### Collected data entries
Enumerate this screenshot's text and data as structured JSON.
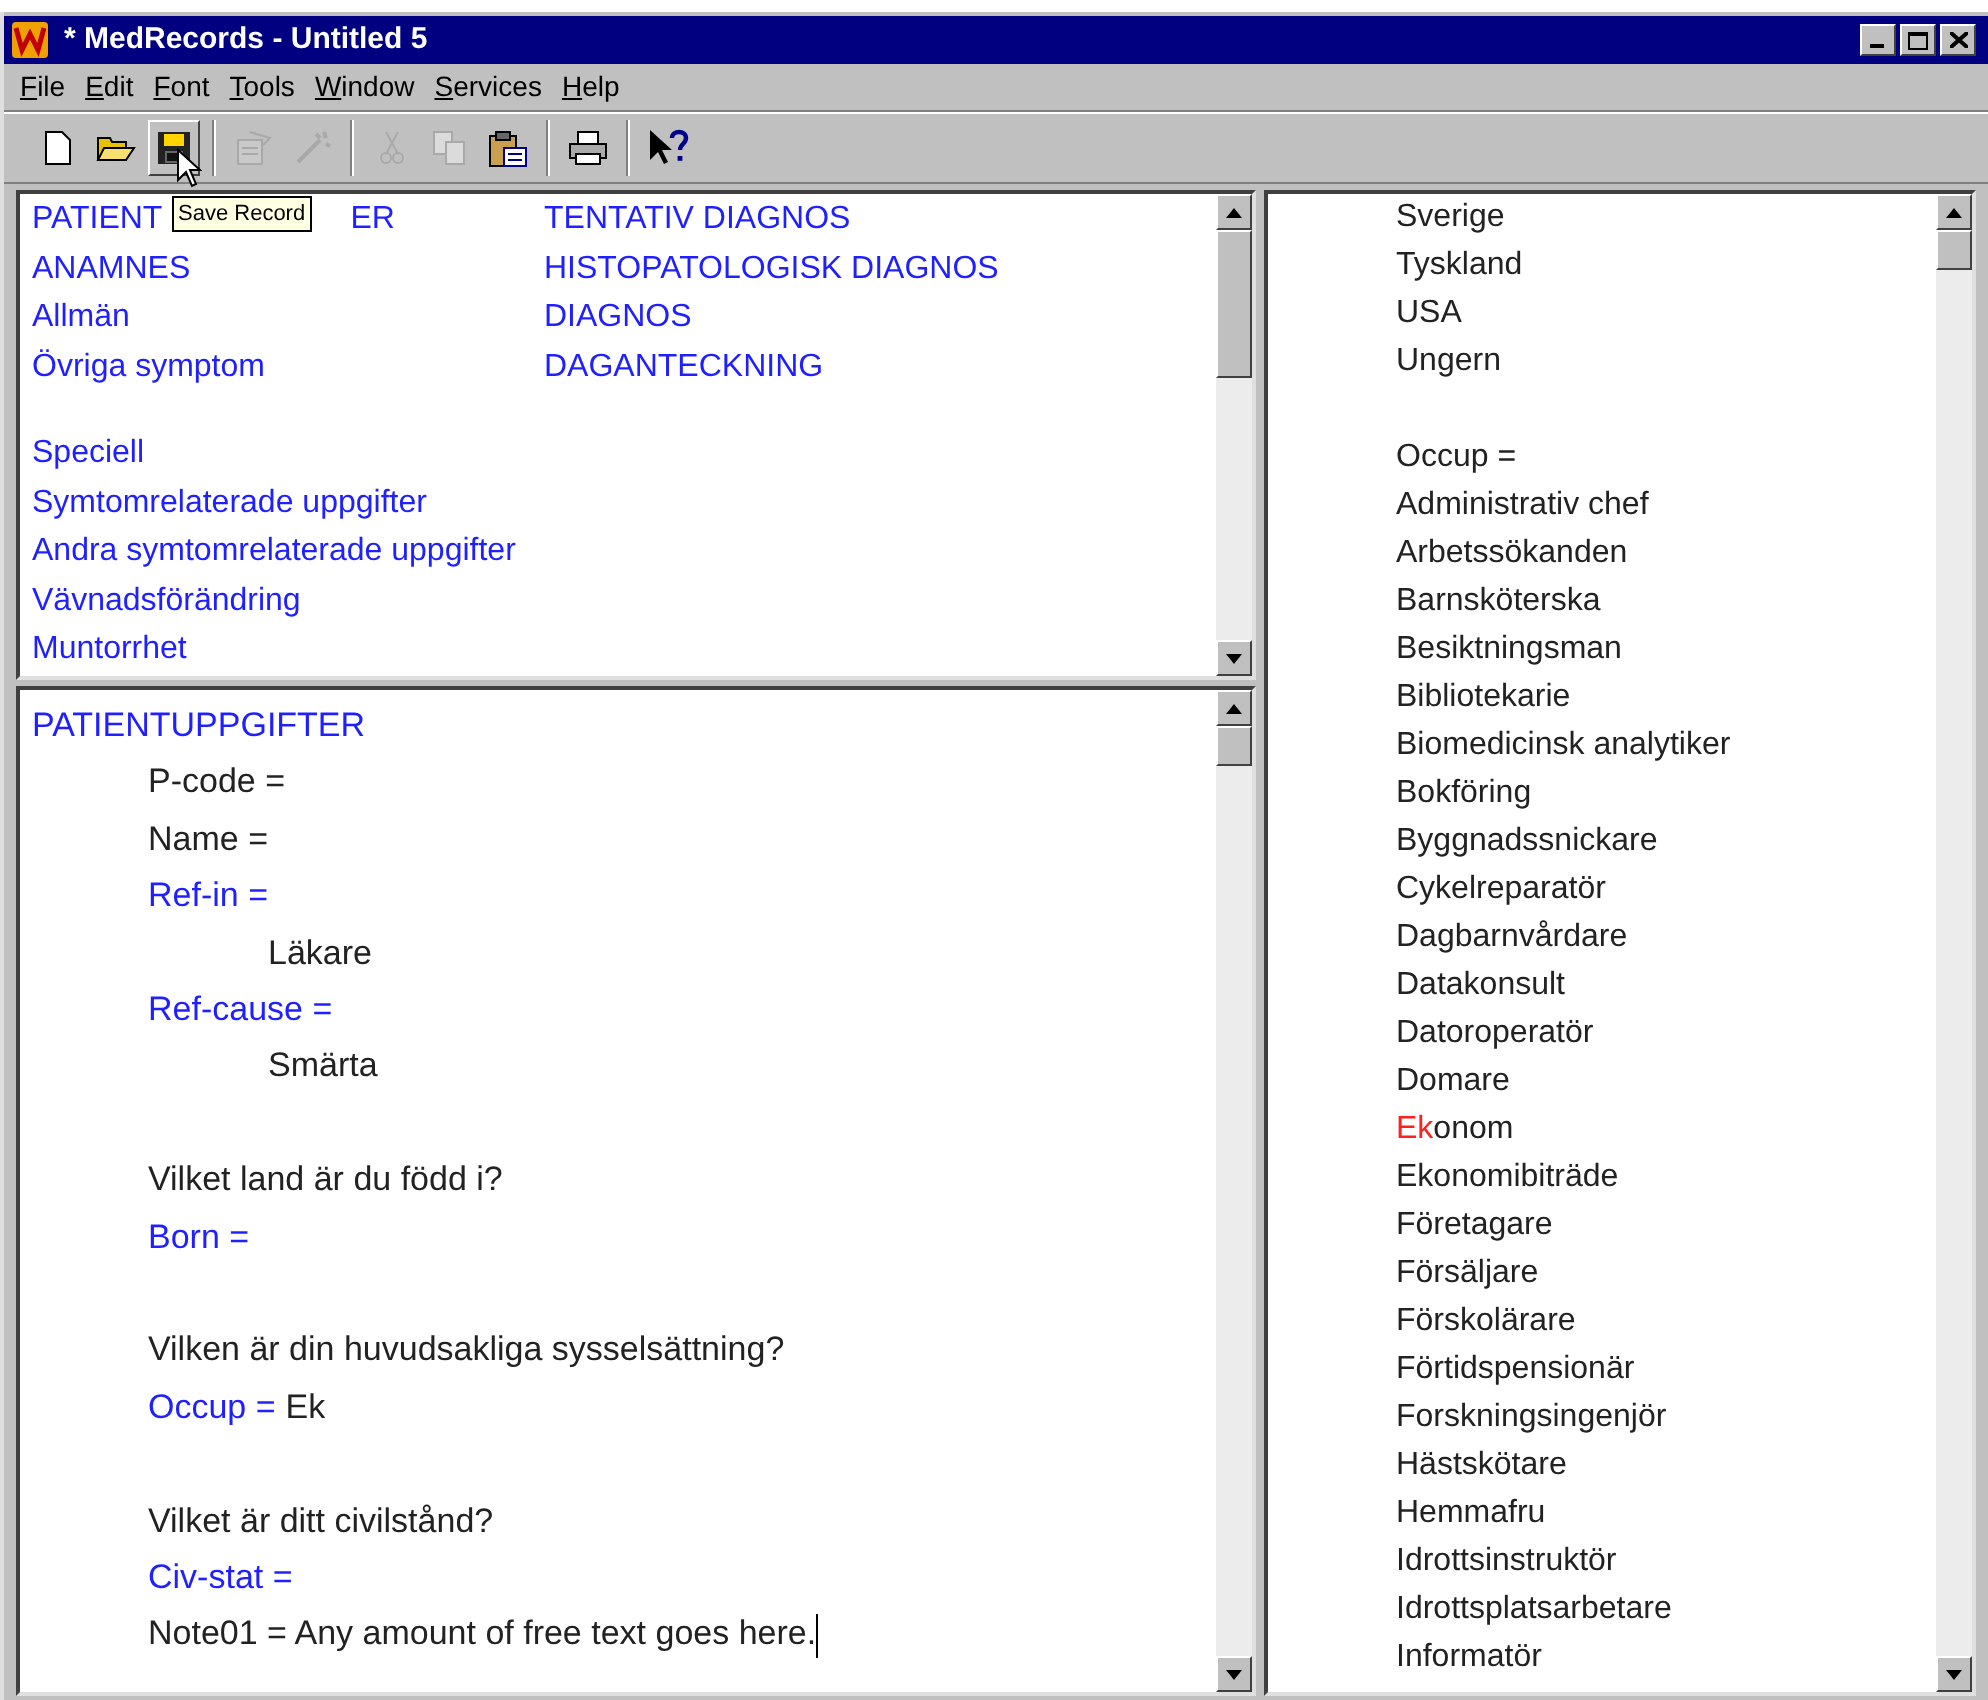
{
  "window": {
    "title": "* MedRecords - Untitled 5"
  },
  "menu": [
    "File",
    "Edit",
    "Font",
    "Tools",
    "Window",
    "Services",
    "Help"
  ],
  "toolbar": [
    {
      "kind": "new",
      "disabled": false,
      "pressed": false
    },
    {
      "kind": "open",
      "disabled": false,
      "pressed": false
    },
    {
      "kind": "save",
      "disabled": false,
      "pressed": true
    },
    {
      "kind": "separator"
    },
    {
      "kind": "properties",
      "disabled": true,
      "pressed": false
    },
    {
      "kind": "wand",
      "disabled": true,
      "pressed": false
    },
    {
      "kind": "separator"
    },
    {
      "kind": "cut",
      "disabled": true,
      "pressed": false
    },
    {
      "kind": "copy",
      "disabled": true,
      "pressed": false
    },
    {
      "kind": "paste",
      "disabled": false,
      "pressed": false
    },
    {
      "kind": "separator"
    },
    {
      "kind": "print",
      "disabled": false,
      "pressed": false
    },
    {
      "kind": "separator"
    },
    {
      "kind": "help",
      "disabled": false,
      "pressed": false
    }
  ],
  "tooltip": "Save Record",
  "index": {
    "left": [
      {
        "text": "PATIENT",
        "tail": "ER"
      },
      {
        "text": "ANAMNES"
      },
      {
        "text": "Allmän"
      },
      {
        "text": "Övriga symptom"
      },
      {
        "kind": "blank"
      },
      {
        "text": "Speciell"
      },
      {
        "text": "Symtomrelaterade uppgifter"
      },
      {
        "text": "Andra symtomrelaterade uppgifter"
      },
      {
        "text": "Vävnadsförändring"
      },
      {
        "text": "Muntorrhet"
      }
    ],
    "right": [
      {
        "text": "TENTATIV DIAGNOS"
      },
      {
        "text": "HISTOPATOLOGISK DIAGNOS"
      },
      {
        "text": "DIAGNOS"
      },
      {
        "text": "DAGANTECKNING"
      }
    ]
  },
  "editor": [
    {
      "kind": "heading",
      "text": "PATIENTUPPGIFTER"
    },
    {
      "kind": "text",
      "text": "P-code ="
    },
    {
      "kind": "text",
      "text": "Name ="
    },
    {
      "kind": "field",
      "text": "Ref-in ="
    },
    {
      "kind": "answer",
      "text": "Läkare"
    },
    {
      "kind": "field",
      "text": "Ref-cause ="
    },
    {
      "kind": "answer",
      "text": "Smärta"
    },
    {
      "kind": "blank"
    },
    {
      "kind": "text",
      "text": "Vilket land är du född i?"
    },
    {
      "kind": "field",
      "text": "Born ="
    },
    {
      "kind": "blank"
    },
    {
      "kind": "text",
      "text": "Vilken är din huvudsakliga sysselsättning?"
    },
    {
      "kind": "field",
      "text": "Occup =",
      "value": "Ek"
    },
    {
      "kind": "blank"
    },
    {
      "kind": "text",
      "text": "Vilket är ditt civilstånd?"
    },
    {
      "kind": "field",
      "text": "Civ-stat ="
    },
    {
      "kind": "text",
      "text": "Note01 = Any amount of free text goes here.",
      "caret": true
    }
  ],
  "choices": [
    {
      "kind": "item",
      "text": "Sverige"
    },
    {
      "kind": "item",
      "text": "Tyskland"
    },
    {
      "kind": "item",
      "text": "USA"
    },
    {
      "kind": "item",
      "text": "Ungern"
    },
    {
      "kind": "blank"
    },
    {
      "kind": "item",
      "text": "Occup ="
    },
    {
      "kind": "item",
      "text": "Administrativ chef"
    },
    {
      "kind": "item",
      "text": "Arbetssökanden"
    },
    {
      "kind": "item",
      "text": "Barnsköterska"
    },
    {
      "kind": "item",
      "text": "Besiktningsman"
    },
    {
      "kind": "item",
      "text": "Bibliotekarie"
    },
    {
      "kind": "item",
      "text": "Biomedicinsk analytiker"
    },
    {
      "kind": "item",
      "text": "Bokföring"
    },
    {
      "kind": "item",
      "text": "Byggnadssnickare"
    },
    {
      "kind": "item",
      "text": "Cykelreparatör"
    },
    {
      "kind": "item",
      "text": "Dagbarnvårdare"
    },
    {
      "kind": "item",
      "text": "Datakonsult"
    },
    {
      "kind": "item",
      "text": "Datoroperatör"
    },
    {
      "kind": "item",
      "text": "Domare"
    },
    {
      "kind": "match",
      "match": "Ek",
      "text": "onom"
    },
    {
      "kind": "item",
      "text": "Ekonomibiträde"
    },
    {
      "kind": "item",
      "text": "Företagare"
    },
    {
      "kind": "item",
      "text": "Försäljare"
    },
    {
      "kind": "item",
      "text": "Förskolärare"
    },
    {
      "kind": "item",
      "text": "Förtidspensionär"
    },
    {
      "kind": "item",
      "text": "Forskningsingenjör"
    },
    {
      "kind": "item",
      "text": "Hästskötare"
    },
    {
      "kind": "item",
      "text": "Hemmafru"
    },
    {
      "kind": "item",
      "text": "Idrottsinstruktör"
    },
    {
      "kind": "item",
      "text": "Idrottsplatsarbetare"
    },
    {
      "kind": "item",
      "text": "Informatör"
    }
  ]
}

### Problem statement
Leave out the pictures and print each record exactly as it stands.

### Answer for the task
Enumerate this screenshot's text and data as structured JSON.
{
  "window": {
    "title": "* MedRecords - Untitled 5"
  },
  "menu": [
    "File",
    "Edit",
    "Font",
    "Tools",
    "Window",
    "Services",
    "Help"
  ],
  "toolbar": [
    {
      "kind": "new",
      "disabled": false,
      "pressed": false
    },
    {
      "kind": "open",
      "disabled": false,
      "pressed": false
    },
    {
      "kind": "save",
      "disabled": false,
      "pressed": true
    },
    {
      "kind": "separator"
    },
    {
      "kind": "properties",
      "disabled": true,
      "pressed": false
    },
    {
      "kind": "wand",
      "disabled": true,
      "pressed": false
    },
    {
      "kind": "separator"
    },
    {
      "kind": "cut",
      "disabled": true,
      "pressed": false
    },
    {
      "kind": "copy",
      "disabled": true,
      "pressed": false
    },
    {
      "kind": "paste",
      "disabled": false,
      "pressed": false
    },
    {
      "kind": "separator"
    },
    {
      "kind": "print",
      "disabled": false,
      "pressed": false
    },
    {
      "kind": "separator"
    },
    {
      "kind": "help",
      "disabled": false,
      "pressed": false
    }
  ],
  "tooltip": "Save Record",
  "index": {
    "left": [
      {
        "text": "PATIENT",
        "tail": "ER"
      },
      {
        "text": "ANAMNES"
      },
      {
        "text": "Allmän"
      },
      {
        "text": "Övriga symptom"
      },
      {
        "kind": "blank"
      },
      {
        "text": "Speciell"
      },
      {
        "text": "Symtomrelaterade uppgifter"
      },
      {
        "text": "Andra symtomrelaterade uppgifter"
      },
      {
        "text": "Vävnadsförändring"
      },
      {
        "text": "Muntorrhet"
      }
    ],
    "right": [
      {
        "text": "TENTATIV DIAGNOS"
      },
      {
        "text": "HISTOPATOLOGISK DIAGNOS"
      },
      {
        "text": "DIAGNOS"
      },
      {
        "text": "DAGANTECKNING"
      }
    ]
  },
  "editor": [
    {
      "kind": "heading",
      "text": "PATIENTUPPGIFTER"
    },
    {
      "kind": "text",
      "text": "P-code ="
    },
    {
      "kind": "text",
      "text": "Name ="
    },
    {
      "kind": "field",
      "text": "Ref-in ="
    },
    {
      "kind": "answer",
      "text": "Läkare"
    },
    {
      "kind": "field",
      "text": "Ref-cause ="
    },
    {
      "kind": "answer",
      "text": "Smärta"
    },
    {
      "kind": "blank"
    },
    {
      "kind": "text",
      "text": "Vilket land är du född i?"
    },
    {
      "kind": "field",
      "text": "Born ="
    },
    {
      "kind": "blank"
    },
    {
      "kind": "text",
      "text": "Vilken är din huvudsakliga sysselsättning?"
    },
    {
      "kind": "field",
      "text": "Occup =",
      "value": "Ek"
    },
    {
      "kind": "blank"
    },
    {
      "kind": "text",
      "text": "Vilket är ditt civilstånd?"
    },
    {
      "kind": "field",
      "text": "Civ-stat ="
    },
    {
      "kind": "text",
      "text": "Note01 = Any amount of free text goes here.",
      "caret": true
    }
  ],
  "choices": [
    {
      "kind": "item",
      "text": "Sverige"
    },
    {
      "kind": "item",
      "text": "Tyskland"
    },
    {
      "kind": "item",
      "text": "USA"
    },
    {
      "kind": "item",
      "text": "Ungern"
    },
    {
      "kind": "blank"
    },
    {
      "kind": "item",
      "text": "Occup ="
    },
    {
      "kind": "item",
      "text": "Administrativ chef"
    },
    {
      "kind": "item",
      "text": "Arbetssökanden"
    },
    {
      "kind": "item",
      "text": "Barnsköterska"
    },
    {
      "kind": "item",
      "text": "Besiktningsman"
    },
    {
      "kind": "item",
      "text": "Bibliotekarie"
    },
    {
      "kind": "item",
      "text": "Biomedicinsk analytiker"
    },
    {
      "kind": "item",
      "text": "Bokföring"
    },
    {
      "kind": "item",
      "text": "Byggnadssnickare"
    },
    {
      "kind": "item",
      "text": "Cykelreparatör"
    },
    {
      "kind": "item",
      "text": "Dagbarnvårdare"
    },
    {
      "kind": "item",
      "text": "Datakonsult"
    },
    {
      "kind": "item",
      "text": "Datoroperatör"
    },
    {
      "kind": "item",
      "text": "Domare"
    },
    {
      "kind": "match",
      "match": "Ek",
      "text": "onom"
    },
    {
      "kind": "item",
      "text": "Ekonomibiträde"
    },
    {
      "kind": "item",
      "text": "Företagare"
    },
    {
      "kind": "item",
      "text": "Försäljare"
    },
    {
      "kind": "item",
      "text": "Förskolärare"
    },
    {
      "kind": "item",
      "text": "Förtidspensionär"
    },
    {
      "kind": "item",
      "text": "Forskningsingenjör"
    },
    {
      "kind": "item",
      "text": "Hästskötare"
    },
    {
      "kind": "item",
      "text": "Hemmafru"
    },
    {
      "kind": "item",
      "text": "Idrottsinstruktör"
    },
    {
      "kind": "item",
      "text": "Idrottsplatsarbetare"
    },
    {
      "kind": "item",
      "text": "Informatör"
    }
  ]
}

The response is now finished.